Stated task: Set the listing down unchanged, minus every embedded image.

·····

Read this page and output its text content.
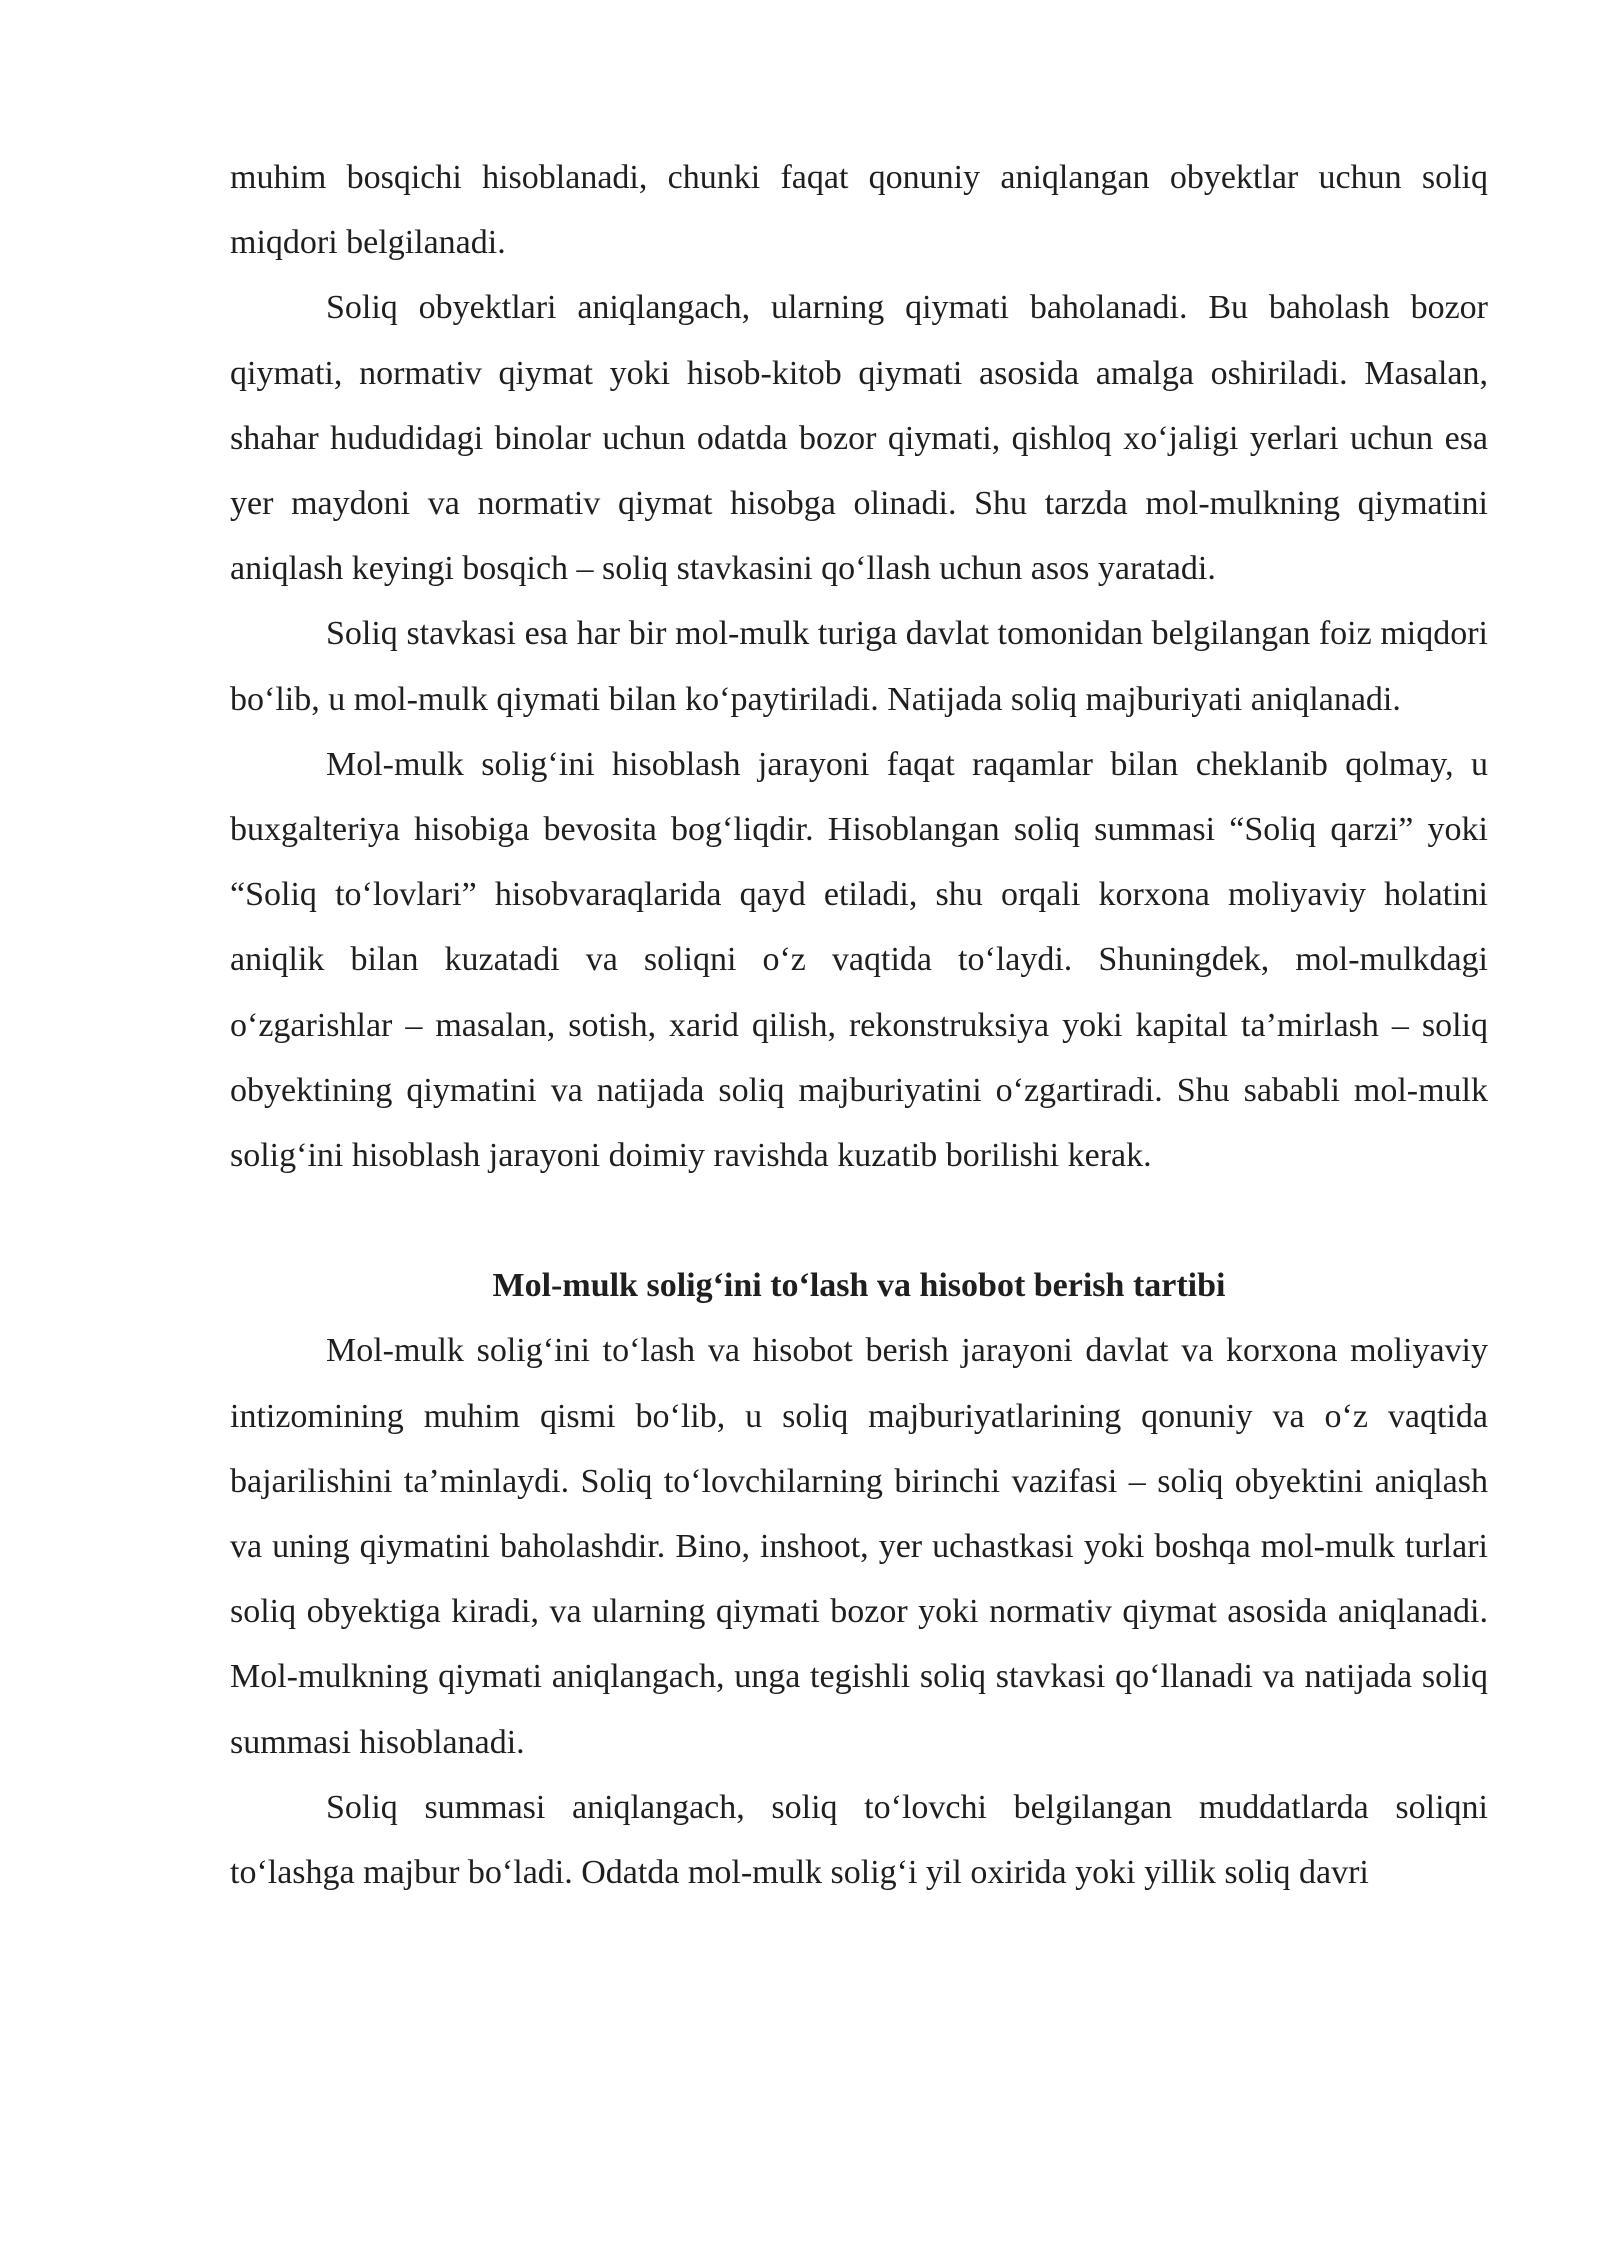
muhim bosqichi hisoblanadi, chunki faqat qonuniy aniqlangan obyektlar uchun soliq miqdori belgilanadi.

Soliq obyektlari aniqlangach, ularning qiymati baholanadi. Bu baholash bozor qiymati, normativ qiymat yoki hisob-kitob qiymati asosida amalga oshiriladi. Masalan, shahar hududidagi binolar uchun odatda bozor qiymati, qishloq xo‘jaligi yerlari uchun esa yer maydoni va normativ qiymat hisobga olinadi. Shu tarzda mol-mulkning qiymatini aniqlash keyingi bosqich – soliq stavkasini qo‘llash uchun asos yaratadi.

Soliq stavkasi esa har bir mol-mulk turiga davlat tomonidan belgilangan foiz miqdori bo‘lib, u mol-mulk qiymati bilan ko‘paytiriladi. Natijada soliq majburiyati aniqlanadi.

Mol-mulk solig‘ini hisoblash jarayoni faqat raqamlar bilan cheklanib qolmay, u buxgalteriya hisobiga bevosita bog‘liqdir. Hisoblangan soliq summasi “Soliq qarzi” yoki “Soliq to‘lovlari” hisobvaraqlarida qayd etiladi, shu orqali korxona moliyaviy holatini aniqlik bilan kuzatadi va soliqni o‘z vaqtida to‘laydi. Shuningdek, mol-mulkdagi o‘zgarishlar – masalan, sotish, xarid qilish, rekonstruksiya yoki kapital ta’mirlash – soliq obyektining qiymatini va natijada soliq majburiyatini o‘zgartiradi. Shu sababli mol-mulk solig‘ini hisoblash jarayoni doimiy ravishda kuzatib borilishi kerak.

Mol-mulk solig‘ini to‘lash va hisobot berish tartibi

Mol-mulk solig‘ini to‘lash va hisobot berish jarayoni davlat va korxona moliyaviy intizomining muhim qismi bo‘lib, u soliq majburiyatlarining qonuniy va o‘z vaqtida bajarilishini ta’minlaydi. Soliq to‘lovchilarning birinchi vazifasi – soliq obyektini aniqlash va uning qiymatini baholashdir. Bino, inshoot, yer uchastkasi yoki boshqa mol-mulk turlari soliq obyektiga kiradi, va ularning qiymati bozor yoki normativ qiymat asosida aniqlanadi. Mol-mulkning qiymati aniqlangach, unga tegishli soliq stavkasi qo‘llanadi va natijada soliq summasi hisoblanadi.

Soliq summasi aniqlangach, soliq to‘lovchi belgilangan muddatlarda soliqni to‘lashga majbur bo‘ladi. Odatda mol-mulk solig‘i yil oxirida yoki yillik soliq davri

·····

Result:
Read this page and output its text content.
muhim bosqichi hisoblanadi, chunki faqat qonuniy aniqlangan obyektlar uchun soliq miqdori belgilanadi.

Soliq obyektlari aniqlangach, ularning qiymati baholanadi. Bu baholash bozor qiymati, normativ qiymat yoki hisob-kitob qiymati asosida amalga oshiriladi. Masalan, shahar hududidagi binolar uchun odatda bozor qiymati, qishloq xo‘jaligi yerlari uchun esa yer maydoni va normativ qiymat hisobga olinadi. Shu tarzda mol-mulkning qiymatini aniqlash keyingi bosqich – soliq stavkasini qo‘llash uchun asos yaratadi.

Soliq stavkasi esa har bir mol-mulk turiga davlat tomonidan belgilangan foiz miqdori bo‘lib, u mol-mulk qiymati bilan ko‘paytiriladi. Natijada soliq majburiyati aniqlanadi.

Mol-mulk solig‘ini hisoblash jarayoni faqat raqamlar bilan cheklanib qolmay, u buxgalteriya hisobiga bevosita bog‘liqdir. Hisoblangan soliq summasi “Soliq qarzi” yoki “Soliq to‘lovlari” hisobvaraqlarida qayd etiladi, shu orqali korxona moliyaviy holatini aniqlik bilan kuzatadi va soliqni o‘z vaqtida to‘laydi. Shuningdek, mol-mulkdagi o‘zgarishlar – masalan, sotish, xarid qilish, rekonstruksiya yoki kapital ta’mirlash – soliq obyektining qiymatini va natijada soliq majburiyatini o‘zgartiradi. Shu sababli mol-mulk solig‘ini hisoblash jarayoni doimiy ravishda kuzatib borilishi kerak.

Mol-mulk solig‘ini to‘lash va hisobot berish tartibi

Mol-mulk solig‘ini to‘lash va hisobot berish jarayoni davlat va korxona moliyaviy intizomining muhim qismi bo‘lib, u soliq majburiyatlarining qonuniy va o‘z vaqtida bajarilishini ta’minlaydi. Soliq to‘lovchilarning birinchi vazifasi – soliq obyektini aniqlash va uning qiymatini baholashdir. Bino, inshoot, yer uchastkasi yoki boshqa mol-mulk turlari soliq obyektiga kiradi, va ularning qiymati bozor yoki normativ qiymat asosida aniqlanadi. Mol-mulkning qiymati aniqlangach, unga tegishli soliq stavkasi qo‘llanadi va natijada soliq summasi hisoblanadi.

Soliq summasi aniqlangach, soliq to‘lovchi belgilangan muddatlarda soliqni to‘lashga majbur bo‘ladi. Odatda mol-mulk solig‘i yil oxirida yoki yillik soliq davri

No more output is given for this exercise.